• [Stated goal]
Write the entries below out again exactly; any picture in them stays out.

[Dataset records]
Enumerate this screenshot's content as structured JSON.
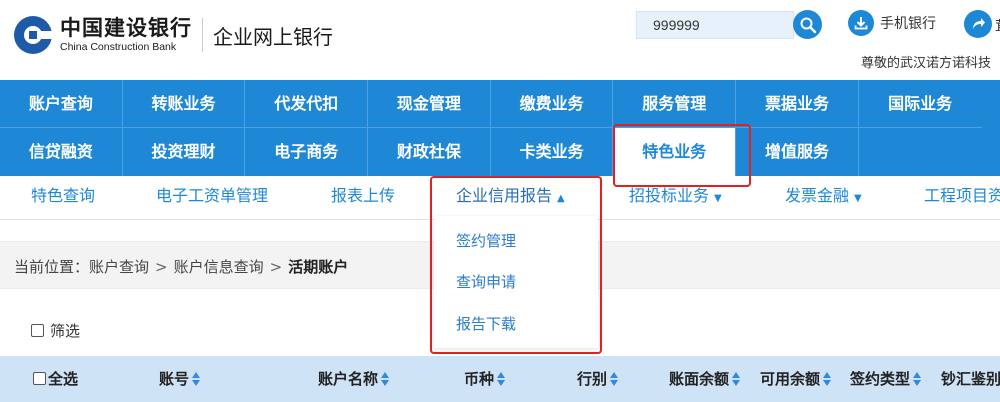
{
  "header": {
    "logo_cn": "中国建设银行",
    "logo_en": "China Construction Bank",
    "logo_sub": "企业网上银行",
    "search_value": "999999",
    "mobile_label": "手机银行",
    "share_tail": "茸",
    "greeting": "尊敬的武汉诺方诺科技"
  },
  "nav": {
    "row1": [
      "账户查询",
      "转账业务",
      "代发代扣",
      "现金管理",
      "缴费业务",
      "服务管理",
      "票据业务",
      "国际业务"
    ],
    "row2": [
      "信贷融资",
      "投资理财",
      "电子商务",
      "财政社保",
      "卡类业务",
      "特色业务",
      "增值服务"
    ],
    "active": "特色业务"
  },
  "subnav": {
    "items": [
      "特色查询",
      "电子工资单管理",
      "报表上传",
      "企业信用报告",
      "招投标业务",
      "发票金融",
      "工程项目资"
    ]
  },
  "dropdown": {
    "items": [
      "签约管理",
      "查询申请",
      "报告下载"
    ]
  },
  "breadcrumb": {
    "prefix": "当前位置：",
    "level1": "账户查询",
    "level2": "账户信息查询",
    "current": "活期账户",
    "separator": ">"
  },
  "filter": {
    "label": "筛选"
  },
  "table": {
    "select_all": "全选",
    "columns": [
      "账号",
      "账户名称",
      "币种",
      "行别",
      "账面余额",
      "可用余额",
      "签约类型",
      "钞汇鉴别"
    ]
  },
  "colors": {
    "nav_blue": "#1e88d6",
    "header_row": "#cfe3f6",
    "annotation_red": "#e02222"
  }
}
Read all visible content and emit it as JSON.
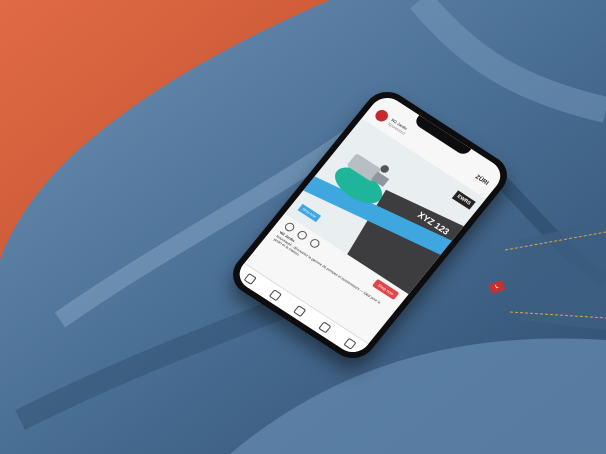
{
  "scene": {
    "background_colors": {
      "denim": "#4a6f95",
      "denim_light": "#6f92b5",
      "denim_dark": "#2e4d6e",
      "orange_fabric": "#d85f3b",
      "tab_red": "#c4322f"
    }
  },
  "phone": {
    "header": {
      "account_name": "W2 Jardin",
      "account_sub": "Sponsored",
      "logo_text": "ZÜRI"
    },
    "post": {
      "brand_badge": "EWRS",
      "model_text": "XYZ 123",
      "tag_text": "Shop now"
    },
    "actions": {
      "cta_label": "Shop now"
    },
    "caption": {
      "username": "W2 Jardin",
      "text": "Nouveauté : découvrez la gamme de pompes et surpresseurs — idéal pour le jardin et la maison."
    }
  },
  "jeans_tag_text": "L"
}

• [Solution to this problem]
Enumerate this screenshot's content as structured JSON.
{
  "header": {
    "logo_cn": "中国建设银行",
    "logo_en": "China Construction Bank",
    "logo_sub": "企业网上银行",
    "search_value": "999999",
    "mobile_label": "手机银行",
    "share_tail": "茸",
    "greeting": "尊敬的武汉诺方诺科技"
  },
  "nav": {
    "row1": [
      "账户查询",
      "转账业务",
      "代发代扣",
      "现金管理",
      "缴费业务",
      "服务管理",
      "票据业务",
      "国际业务"
    ],
    "row2": [
      "信贷融资",
      "投资理财",
      "电子商务",
      "财政社保",
      "卡类业务",
      "特色业务",
      "增值服务"
    ],
    "active": "特色业务"
  },
  "subnav": {
    "items": [
      "特色查询",
      "电子工资单管理",
      "报表上传",
      "企业信用报告",
      "招投标业务",
      "发票金融",
      "工程项目资"
    ]
  },
  "dropdown": {
    "items": [
      "签约管理",
      "查询申请",
      "报告下载"
    ]
  },
  "breadcrumb": {
    "prefix": "当前位置：",
    "level1": "账户查询",
    "level2": "账户信息查询",
    "current": "活期账户",
    "separator": ">"
  },
  "filter": {
    "label": "筛选"
  },
  "table": {
    "select_all": "全选",
    "columns": [
      "账号",
      "账户名称",
      "币种",
      "行别",
      "账面余额",
      "可用余额",
      "签约类型",
      "钞汇鉴别"
    ]
  },
  "colors": {
    "nav_blue": "#1e88d6",
    "header_row": "#cfe3f6",
    "annotation_red": "#e02222"
  }
}
Read all visible content and emit it as JSON.
{
  "scene": {
    "background_colors": {
      "denim": "#4a6f95",
      "denim_light": "#6f92b5",
      "denim_dark": "#2e4d6e",
      "orange_fabric": "#d85f3b",
      "tab_red": "#c4322f"
    }
  },
  "phone": {
    "header": {
      "account_name": "W2 Jardin",
      "account_sub": "Sponsored",
      "logo_text": "ZÜRI"
    },
    "post": {
      "brand_badge": "EWRS",
      "model_text": "XYZ 123",
      "tag_text": "Shop now"
    },
    "actions": {
      "cta_label": "Shop now"
    },
    "caption": {
      "username": "W2 Jardin",
      "text": "Nouveauté : découvrez la gamme de pompes et surpresseurs — idéal pour le jardin et la maison."
    }
  },
  "jeans_tag_text": "L"
}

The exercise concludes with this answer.